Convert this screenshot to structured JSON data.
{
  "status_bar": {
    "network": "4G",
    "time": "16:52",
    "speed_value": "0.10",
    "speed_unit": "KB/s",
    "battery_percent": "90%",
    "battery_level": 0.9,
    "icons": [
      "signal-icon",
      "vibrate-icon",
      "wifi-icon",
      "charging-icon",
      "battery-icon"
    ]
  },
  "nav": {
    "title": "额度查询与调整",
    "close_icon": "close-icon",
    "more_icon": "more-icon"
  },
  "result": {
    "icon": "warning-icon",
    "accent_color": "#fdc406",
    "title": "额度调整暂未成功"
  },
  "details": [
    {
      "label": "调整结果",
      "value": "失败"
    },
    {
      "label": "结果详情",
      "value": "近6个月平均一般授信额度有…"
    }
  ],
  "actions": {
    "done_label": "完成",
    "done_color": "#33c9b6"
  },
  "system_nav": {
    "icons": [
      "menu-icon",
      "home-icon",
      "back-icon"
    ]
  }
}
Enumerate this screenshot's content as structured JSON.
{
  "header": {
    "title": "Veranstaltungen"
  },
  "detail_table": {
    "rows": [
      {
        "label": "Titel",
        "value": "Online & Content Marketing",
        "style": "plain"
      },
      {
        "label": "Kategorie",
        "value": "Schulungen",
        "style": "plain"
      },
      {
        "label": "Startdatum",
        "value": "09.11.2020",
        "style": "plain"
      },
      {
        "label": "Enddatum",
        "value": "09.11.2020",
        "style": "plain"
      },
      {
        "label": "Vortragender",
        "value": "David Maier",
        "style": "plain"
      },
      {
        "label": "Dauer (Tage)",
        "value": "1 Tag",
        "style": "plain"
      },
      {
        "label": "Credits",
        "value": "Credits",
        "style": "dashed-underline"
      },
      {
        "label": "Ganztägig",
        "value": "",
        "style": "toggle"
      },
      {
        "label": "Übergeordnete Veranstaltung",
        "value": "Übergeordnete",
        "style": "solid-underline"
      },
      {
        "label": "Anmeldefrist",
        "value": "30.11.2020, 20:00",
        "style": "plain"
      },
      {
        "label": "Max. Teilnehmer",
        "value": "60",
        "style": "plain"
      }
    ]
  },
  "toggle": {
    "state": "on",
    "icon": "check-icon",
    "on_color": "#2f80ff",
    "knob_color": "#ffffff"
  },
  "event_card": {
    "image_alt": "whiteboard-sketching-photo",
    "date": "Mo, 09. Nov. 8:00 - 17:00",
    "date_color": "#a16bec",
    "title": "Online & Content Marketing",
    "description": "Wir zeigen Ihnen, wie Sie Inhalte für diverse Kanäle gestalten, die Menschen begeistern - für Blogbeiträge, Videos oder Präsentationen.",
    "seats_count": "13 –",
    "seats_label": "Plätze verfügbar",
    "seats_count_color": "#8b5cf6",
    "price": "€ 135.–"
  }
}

### STATED EXERCISE
Within the data above, pick out all lines holding the word "Übergeordnete".

### SOLUTION FOR THIS TASK
        "label": "Übergeordnete Veranstaltung",
        "value": "Übergeordnete",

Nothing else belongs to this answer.